◆ **Task brief**
The entries below should be output exactly as written.

***** Records provided

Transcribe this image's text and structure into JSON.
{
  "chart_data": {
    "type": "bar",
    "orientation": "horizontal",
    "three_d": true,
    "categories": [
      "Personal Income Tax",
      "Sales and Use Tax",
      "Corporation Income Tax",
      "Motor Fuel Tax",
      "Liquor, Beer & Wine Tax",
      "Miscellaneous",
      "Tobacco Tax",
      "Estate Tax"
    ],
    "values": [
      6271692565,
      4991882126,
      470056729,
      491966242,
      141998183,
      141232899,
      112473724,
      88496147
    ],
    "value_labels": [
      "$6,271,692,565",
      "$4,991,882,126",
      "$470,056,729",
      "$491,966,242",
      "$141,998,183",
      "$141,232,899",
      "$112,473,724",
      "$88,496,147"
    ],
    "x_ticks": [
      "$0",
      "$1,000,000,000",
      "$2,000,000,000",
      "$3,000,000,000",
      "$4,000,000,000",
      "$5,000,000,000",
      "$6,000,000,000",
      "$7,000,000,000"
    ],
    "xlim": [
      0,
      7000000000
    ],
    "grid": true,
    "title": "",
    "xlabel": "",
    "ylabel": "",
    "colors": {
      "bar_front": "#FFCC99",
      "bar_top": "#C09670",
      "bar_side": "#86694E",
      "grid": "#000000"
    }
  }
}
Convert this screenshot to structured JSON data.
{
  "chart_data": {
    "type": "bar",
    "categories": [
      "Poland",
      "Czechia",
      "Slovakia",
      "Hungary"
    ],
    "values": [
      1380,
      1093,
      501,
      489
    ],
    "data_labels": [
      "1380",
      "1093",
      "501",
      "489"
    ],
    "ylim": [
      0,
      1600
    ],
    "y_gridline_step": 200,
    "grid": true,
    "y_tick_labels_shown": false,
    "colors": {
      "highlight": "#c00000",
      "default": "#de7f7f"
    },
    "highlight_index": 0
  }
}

**********

◆ **Reply**
Transcribe this image's text and structure into JSON.
{
  "chart_data": {
    "type": "bar",
    "orientation": "horizontal",
    "three_d": true,
    "categories": [
      "Personal Income Tax",
      "Sales and Use Tax",
      "Corporation Income Tax",
      "Motor Fuel Tax",
      "Liquor, Beer & Wine Tax",
      "Miscellaneous",
      "Tobacco Tax",
      "Estate Tax"
    ],
    "values": [
      6271692565,
      4991882126,
      470056729,
      491966242,
      141998183,
      141232899,
      112473724,
      88496147
    ],
    "value_labels": [
      "$6,271,692,565",
      "$4,991,882,126",
      "$470,056,729",
      "$491,966,242",
      "$141,998,183",
      "$141,232,899",
      "$112,473,724",
      "$88,496,147"
    ],
    "x_ticks": [
      "$0",
      "$1,000,000,000",
      "$2,000,000,000",
      "$3,000,000,000",
      "$4,000,000,000",
      "$5,000,000,000",
      "$6,000,000,000",
      "$7,000,000,000"
    ],
    "xlim": [
      0,
      7000000000
    ],
    "grid": true,
    "title": "",
    "xlabel": "",
    "ylabel": "",
    "colors": {
      "bar_front": "#FFCC99",
      "bar_top": "#C09670",
      "bar_side": "#86694E",
      "grid": "#000000"
    }
  }
}
Convert this screenshot to structured JSON data.
{
  "chart_data": {
    "type": "bar",
    "categories": [
      "Poland",
      "Czechia",
      "Slovakia",
      "Hungary"
    ],
    "values": [
      1380,
      1093,
      501,
      489
    ],
    "data_labels": [
      "1380",
      "1093",
      "501",
      "489"
    ],
    "ylim": [
      0,
      1600
    ],
    "y_gridline_step": 200,
    "grid": true,
    "y_tick_labels_shown": false,
    "colors": {
      "highlight": "#c00000",
      "default": "#de7f7f"
    },
    "highlight_index": 0
  }
}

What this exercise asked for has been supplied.